-- Directions for this task --
Examine the entries and show every line in which the word "wytwarzania" is found.

-- Material supplied --
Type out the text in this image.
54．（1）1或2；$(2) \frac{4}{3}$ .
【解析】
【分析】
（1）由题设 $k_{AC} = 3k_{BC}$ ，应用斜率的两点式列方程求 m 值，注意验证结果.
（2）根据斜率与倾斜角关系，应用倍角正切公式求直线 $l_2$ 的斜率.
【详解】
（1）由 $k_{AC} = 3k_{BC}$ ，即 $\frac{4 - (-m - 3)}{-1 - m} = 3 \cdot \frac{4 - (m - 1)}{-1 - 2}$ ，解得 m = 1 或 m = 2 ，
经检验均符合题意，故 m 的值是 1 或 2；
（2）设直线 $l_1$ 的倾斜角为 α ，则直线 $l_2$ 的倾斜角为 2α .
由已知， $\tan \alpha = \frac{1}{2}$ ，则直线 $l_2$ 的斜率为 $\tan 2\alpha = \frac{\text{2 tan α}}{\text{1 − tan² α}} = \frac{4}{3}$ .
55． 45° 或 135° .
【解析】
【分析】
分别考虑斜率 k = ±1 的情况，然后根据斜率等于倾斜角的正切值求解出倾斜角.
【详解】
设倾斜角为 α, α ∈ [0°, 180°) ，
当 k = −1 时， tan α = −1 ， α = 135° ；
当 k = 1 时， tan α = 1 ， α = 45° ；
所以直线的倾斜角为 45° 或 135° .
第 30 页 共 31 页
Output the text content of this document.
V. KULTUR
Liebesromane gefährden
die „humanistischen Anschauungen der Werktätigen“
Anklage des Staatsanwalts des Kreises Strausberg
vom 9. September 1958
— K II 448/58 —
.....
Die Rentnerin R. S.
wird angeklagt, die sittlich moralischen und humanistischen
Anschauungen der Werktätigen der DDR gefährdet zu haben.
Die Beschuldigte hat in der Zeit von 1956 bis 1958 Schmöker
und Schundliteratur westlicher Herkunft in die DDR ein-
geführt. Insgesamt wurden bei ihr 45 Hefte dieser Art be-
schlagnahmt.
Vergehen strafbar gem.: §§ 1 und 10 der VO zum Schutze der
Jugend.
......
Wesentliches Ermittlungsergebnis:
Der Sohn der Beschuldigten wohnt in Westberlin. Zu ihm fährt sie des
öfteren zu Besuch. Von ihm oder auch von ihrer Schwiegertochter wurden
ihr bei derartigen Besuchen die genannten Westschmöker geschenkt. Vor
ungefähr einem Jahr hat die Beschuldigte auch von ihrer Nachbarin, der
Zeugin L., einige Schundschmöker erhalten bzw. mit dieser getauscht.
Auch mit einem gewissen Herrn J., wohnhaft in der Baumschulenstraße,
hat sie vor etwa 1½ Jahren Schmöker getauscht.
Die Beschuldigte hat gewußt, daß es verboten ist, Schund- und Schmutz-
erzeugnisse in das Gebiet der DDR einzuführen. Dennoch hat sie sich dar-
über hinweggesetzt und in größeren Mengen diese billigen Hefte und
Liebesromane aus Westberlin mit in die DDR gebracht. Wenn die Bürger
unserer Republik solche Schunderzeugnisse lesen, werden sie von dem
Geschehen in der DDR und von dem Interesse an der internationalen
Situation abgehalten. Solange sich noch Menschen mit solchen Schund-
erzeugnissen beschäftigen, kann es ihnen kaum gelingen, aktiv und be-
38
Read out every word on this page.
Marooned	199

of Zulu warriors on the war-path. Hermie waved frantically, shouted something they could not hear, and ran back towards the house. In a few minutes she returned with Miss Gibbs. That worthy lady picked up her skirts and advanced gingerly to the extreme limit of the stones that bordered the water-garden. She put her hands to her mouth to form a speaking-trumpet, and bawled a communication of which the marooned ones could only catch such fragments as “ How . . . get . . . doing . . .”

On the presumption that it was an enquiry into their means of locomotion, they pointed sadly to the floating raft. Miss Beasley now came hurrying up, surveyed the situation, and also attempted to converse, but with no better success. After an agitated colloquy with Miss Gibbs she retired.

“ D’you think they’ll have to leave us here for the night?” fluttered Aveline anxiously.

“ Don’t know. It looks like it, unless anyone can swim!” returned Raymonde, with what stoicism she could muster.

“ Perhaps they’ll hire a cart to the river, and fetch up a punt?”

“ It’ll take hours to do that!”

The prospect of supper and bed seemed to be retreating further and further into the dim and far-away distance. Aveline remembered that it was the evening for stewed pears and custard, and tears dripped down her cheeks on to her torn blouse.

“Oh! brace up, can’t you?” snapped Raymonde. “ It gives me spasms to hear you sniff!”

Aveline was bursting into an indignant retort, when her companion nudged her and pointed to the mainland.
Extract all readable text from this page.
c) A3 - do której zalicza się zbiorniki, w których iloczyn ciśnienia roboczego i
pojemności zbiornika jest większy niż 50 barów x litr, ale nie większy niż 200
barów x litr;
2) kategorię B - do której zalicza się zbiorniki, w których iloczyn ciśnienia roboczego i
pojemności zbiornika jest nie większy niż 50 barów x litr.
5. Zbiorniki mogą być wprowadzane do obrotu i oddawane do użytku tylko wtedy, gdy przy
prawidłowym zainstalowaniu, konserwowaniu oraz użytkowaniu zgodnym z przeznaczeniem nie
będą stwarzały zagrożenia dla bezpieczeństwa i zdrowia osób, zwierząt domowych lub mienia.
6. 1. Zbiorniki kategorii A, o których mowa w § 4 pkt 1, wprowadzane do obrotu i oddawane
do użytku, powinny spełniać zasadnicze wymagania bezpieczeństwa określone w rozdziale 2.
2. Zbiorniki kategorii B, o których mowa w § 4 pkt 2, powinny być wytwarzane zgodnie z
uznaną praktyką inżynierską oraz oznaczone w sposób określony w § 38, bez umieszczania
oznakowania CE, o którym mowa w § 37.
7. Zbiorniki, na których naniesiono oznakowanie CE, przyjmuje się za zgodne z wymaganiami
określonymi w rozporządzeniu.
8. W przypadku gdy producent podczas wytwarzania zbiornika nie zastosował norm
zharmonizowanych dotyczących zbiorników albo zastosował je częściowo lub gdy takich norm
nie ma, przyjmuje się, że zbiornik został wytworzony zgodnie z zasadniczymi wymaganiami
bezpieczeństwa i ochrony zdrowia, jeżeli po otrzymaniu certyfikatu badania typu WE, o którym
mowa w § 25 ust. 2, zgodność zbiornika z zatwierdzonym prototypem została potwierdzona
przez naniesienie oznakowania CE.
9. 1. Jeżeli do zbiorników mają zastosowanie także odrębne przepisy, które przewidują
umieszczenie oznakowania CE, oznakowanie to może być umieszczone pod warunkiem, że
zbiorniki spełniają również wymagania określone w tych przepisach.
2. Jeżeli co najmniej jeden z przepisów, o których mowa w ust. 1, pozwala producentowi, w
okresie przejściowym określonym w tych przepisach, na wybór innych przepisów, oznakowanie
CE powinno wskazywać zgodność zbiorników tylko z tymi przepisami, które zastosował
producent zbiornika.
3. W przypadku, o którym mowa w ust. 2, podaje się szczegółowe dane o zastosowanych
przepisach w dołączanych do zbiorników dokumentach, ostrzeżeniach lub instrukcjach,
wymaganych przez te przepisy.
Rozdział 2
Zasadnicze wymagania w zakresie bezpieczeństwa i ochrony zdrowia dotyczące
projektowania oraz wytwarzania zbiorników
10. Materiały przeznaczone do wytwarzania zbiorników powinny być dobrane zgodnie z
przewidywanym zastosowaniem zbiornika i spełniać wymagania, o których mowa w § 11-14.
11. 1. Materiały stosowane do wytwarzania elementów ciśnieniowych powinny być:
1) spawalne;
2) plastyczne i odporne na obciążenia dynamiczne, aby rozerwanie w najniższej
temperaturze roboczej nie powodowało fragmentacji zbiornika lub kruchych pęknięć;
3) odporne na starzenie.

-- Result --
8. W przypadku gdy producent podczas wytwarzania zbiornika nie zastosował norm
projektowania oraz wytwarzania zbiorników
10. Materiały przeznaczone do wytwarzania zbiorników powinny być dobrane zgodnie z
11. 1. Materiały stosowane do wytwarzania elementów ciśnieniowych powinny być:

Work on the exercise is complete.